[Work to be completed] Could you give the data below again, swapping "plot-frame" for "plot-area" and leaving everything else as it is?

Records of where the elements appear

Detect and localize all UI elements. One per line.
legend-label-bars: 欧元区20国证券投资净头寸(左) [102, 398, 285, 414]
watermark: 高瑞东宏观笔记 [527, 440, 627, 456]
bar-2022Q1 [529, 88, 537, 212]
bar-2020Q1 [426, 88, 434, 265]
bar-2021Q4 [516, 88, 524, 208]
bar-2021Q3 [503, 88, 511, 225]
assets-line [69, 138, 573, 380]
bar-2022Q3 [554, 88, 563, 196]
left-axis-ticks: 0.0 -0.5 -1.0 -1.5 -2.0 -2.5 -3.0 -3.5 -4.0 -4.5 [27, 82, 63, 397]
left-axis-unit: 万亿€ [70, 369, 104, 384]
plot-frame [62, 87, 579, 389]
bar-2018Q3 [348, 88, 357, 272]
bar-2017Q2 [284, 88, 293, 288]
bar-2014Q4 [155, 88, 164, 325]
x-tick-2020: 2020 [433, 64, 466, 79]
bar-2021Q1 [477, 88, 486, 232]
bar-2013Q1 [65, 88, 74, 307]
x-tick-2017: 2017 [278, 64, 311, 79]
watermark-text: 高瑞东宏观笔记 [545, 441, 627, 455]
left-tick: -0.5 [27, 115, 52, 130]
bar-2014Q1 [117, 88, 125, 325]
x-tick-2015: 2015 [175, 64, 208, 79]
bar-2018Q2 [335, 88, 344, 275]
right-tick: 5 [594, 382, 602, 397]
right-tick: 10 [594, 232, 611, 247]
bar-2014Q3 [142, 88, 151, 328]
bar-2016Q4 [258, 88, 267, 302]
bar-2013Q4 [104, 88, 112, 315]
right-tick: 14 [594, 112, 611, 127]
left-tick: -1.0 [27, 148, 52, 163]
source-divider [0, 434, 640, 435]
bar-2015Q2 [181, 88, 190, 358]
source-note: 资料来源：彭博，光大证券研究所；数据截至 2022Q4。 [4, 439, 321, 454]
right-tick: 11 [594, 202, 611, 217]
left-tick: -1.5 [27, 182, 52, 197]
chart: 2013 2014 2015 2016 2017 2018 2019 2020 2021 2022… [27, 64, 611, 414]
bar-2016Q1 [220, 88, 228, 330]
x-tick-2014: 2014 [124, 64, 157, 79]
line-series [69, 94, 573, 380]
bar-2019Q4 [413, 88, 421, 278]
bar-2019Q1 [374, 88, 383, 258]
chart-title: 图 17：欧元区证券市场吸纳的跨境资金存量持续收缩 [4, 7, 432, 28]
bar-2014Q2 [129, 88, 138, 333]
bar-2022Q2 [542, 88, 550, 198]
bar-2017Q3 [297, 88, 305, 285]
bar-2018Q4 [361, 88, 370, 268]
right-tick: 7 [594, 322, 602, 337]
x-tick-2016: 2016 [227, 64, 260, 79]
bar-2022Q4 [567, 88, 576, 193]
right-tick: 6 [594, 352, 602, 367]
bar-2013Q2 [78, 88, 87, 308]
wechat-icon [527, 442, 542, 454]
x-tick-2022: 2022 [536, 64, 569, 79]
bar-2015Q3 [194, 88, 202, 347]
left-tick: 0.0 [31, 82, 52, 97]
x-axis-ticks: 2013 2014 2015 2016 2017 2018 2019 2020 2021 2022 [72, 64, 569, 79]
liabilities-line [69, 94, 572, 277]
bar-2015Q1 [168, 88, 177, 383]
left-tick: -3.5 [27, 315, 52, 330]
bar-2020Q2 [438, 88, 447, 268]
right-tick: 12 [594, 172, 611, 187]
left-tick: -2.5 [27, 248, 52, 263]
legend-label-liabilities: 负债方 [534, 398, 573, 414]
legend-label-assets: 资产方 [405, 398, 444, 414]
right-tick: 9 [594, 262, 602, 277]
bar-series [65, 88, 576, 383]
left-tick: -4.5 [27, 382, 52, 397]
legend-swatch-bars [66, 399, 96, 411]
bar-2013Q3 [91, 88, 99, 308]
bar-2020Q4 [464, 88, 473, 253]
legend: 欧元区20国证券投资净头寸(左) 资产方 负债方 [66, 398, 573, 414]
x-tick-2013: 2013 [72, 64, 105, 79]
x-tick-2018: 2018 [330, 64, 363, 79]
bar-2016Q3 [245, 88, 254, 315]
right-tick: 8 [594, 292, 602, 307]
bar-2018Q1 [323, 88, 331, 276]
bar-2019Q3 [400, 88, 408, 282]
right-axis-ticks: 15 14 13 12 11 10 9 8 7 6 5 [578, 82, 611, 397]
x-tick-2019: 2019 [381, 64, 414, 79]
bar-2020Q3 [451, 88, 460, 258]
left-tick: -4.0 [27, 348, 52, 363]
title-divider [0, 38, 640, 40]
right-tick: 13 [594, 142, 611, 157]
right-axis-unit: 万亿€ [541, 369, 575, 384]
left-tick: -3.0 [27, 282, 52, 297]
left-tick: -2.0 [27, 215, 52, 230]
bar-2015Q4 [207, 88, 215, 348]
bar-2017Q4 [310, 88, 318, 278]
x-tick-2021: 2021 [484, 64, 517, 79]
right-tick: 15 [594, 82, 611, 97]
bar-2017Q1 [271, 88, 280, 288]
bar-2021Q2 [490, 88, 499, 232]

[Result of the exercise]
Detect and localize all UI elements. One per line.
legend-label-bars: 欧元区20国证券投资净头寸(左) [102, 398, 285, 414]
watermark: 高瑞东宏观笔记 [527, 440, 627, 456]
bar-2022Q1 [529, 88, 537, 212]
bar-2020Q1 [426, 88, 434, 265]
bar-2021Q4 [516, 88, 524, 208]
bar-2021Q3 [503, 88, 511, 225]
assets-line [69, 138, 573, 380]
bar-2022Q3 [554, 88, 563, 196]
left-axis-ticks: 0.0 -0.5 -1.0 -1.5 -2.0 -2.5 -3.0 -3.5 -4.0 -4.5 [27, 82, 63, 397]
left-axis-unit: 万亿€ [70, 369, 104, 384]
plot-area [62, 87, 579, 389]
bar-2018Q3 [348, 88, 357, 272]
bar-2017Q2 [284, 88, 293, 288]
bar-2014Q4 [155, 88, 164, 325]
x-tick-2020: 2020 [433, 64, 466, 79]
bar-2021Q1 [477, 88, 486, 232]
bar-2013Q1 [65, 88, 74, 307]
x-tick-2017: 2017 [278, 64, 311, 79]
watermark-text: 高瑞东宏观笔记 [545, 441, 627, 455]
left-tick: -0.5 [27, 115, 52, 130]
bar-2014Q1 [117, 88, 125, 325]
x-tick-2015: 2015 [175, 64, 208, 79]
bar-2018Q2 [335, 88, 344, 275]
right-tick: 5 [594, 382, 602, 397]
right-tick: 10 [594, 232, 611, 247]
bar-2014Q3 [142, 88, 151, 328]
bar-2016Q4 [258, 88, 267, 302]
bar-2013Q4 [104, 88, 112, 315]
right-tick: 14 [594, 112, 611, 127]
left-tick: -1.0 [27, 148, 52, 163]
source-divider [0, 434, 640, 435]
bar-2015Q2 [181, 88, 190, 358]
source-note: 资料来源：彭博，光大证券研究所；数据截至 2022Q4。 [4, 439, 321, 454]
right-tick: 11 [594, 202, 611, 217]
left-tick: -1.5 [27, 182, 52, 197]
chart: 2013 2014 2015 2016 2017 2018 2019 2020 2021 2022… [27, 64, 611, 414]
bar-2016Q1 [220, 88, 228, 330]
x-tick-2014: 2014 [124, 64, 157, 79]
line-series [69, 94, 573, 380]
bar-2019Q4 [413, 88, 421, 278]
bar-2019Q1 [374, 88, 383, 258]
chart-title: 图 17：欧元区证券市场吸纳的跨境资金存量持续收缩 [4, 7, 432, 28]
bar-2014Q2 [129, 88, 138, 333]
bar-2022Q2 [542, 88, 550, 198]
bar-2017Q3 [297, 88, 305, 285]
bar-2018Q4 [361, 88, 370, 268]
right-tick: 7 [594, 322, 602, 337]
x-tick-2016: 2016 [227, 64, 260, 79]
bar-2022Q4 [567, 88, 576, 193]
right-tick: 6 [594, 352, 602, 367]
bar-2013Q2 [78, 88, 87, 308]
wechat-icon [527, 442, 542, 454]
x-tick-2022: 2022 [536, 64, 569, 79]
bar-2015Q3 [194, 88, 202, 347]
left-tick: 0.0 [31, 82, 52, 97]
x-axis-ticks: 2013 2014 2015 2016 2017 2018 2019 2020 2021 2022 [72, 64, 569, 79]
liabilities-line [69, 94, 572, 277]
bar-2015Q1 [168, 88, 177, 383]
left-tick: -3.5 [27, 315, 52, 330]
bar-2020Q2 [438, 88, 447, 268]
right-tick: 12 [594, 172, 611, 187]
left-tick: -2.5 [27, 248, 52, 263]
legend-label-liabilities: 负债方 [534, 398, 573, 414]
legend-label-assets: 资产方 [405, 398, 444, 414]
right-tick: 9 [594, 262, 602, 277]
bar-series [65, 88, 576, 383]
left-tick: -4.5 [27, 382, 52, 397]
legend-swatch-bars [66, 399, 96, 411]
bar-2013Q3 [91, 88, 99, 308]
bar-2020Q4 [464, 88, 473, 253]
legend: 欧元区20国证券投资净头寸(左) 资产方 负债方 [66, 398, 573, 414]
x-tick-2013: 2013 [72, 64, 105, 79]
x-tick-2018: 2018 [330, 64, 363, 79]
bar-2016Q3 [245, 88, 254, 315]
right-tick: 8 [594, 292, 602, 307]
bar-2018Q1 [323, 88, 331, 276]
bar-2019Q3 [400, 88, 408, 282]
right-axis-ticks: 15 14 13 12 11 10 9 8 7 6 5 [578, 82, 611, 397]
x-tick-2019: 2019 [381, 64, 414, 79]
bar-2020Q3 [451, 88, 460, 258]
left-tick: -4.0 [27, 348, 52, 363]
title-divider [0, 38, 640, 40]
right-tick: 13 [594, 142, 611, 157]
right-axis-unit: 万亿€ [541, 369, 575, 384]
left-tick: -3.0 [27, 282, 52, 297]
left-tick: -2.0 [27, 215, 52, 230]
bar-2015Q4 [207, 88, 215, 348]
bar-2017Q4 [310, 88, 318, 278]
x-tick-2021: 2021 [484, 64, 517, 79]
right-tick: 15 [594, 82, 611, 97]
bar-2017Q1 [271, 88, 280, 288]
bar-2021Q2 [490, 88, 499, 232]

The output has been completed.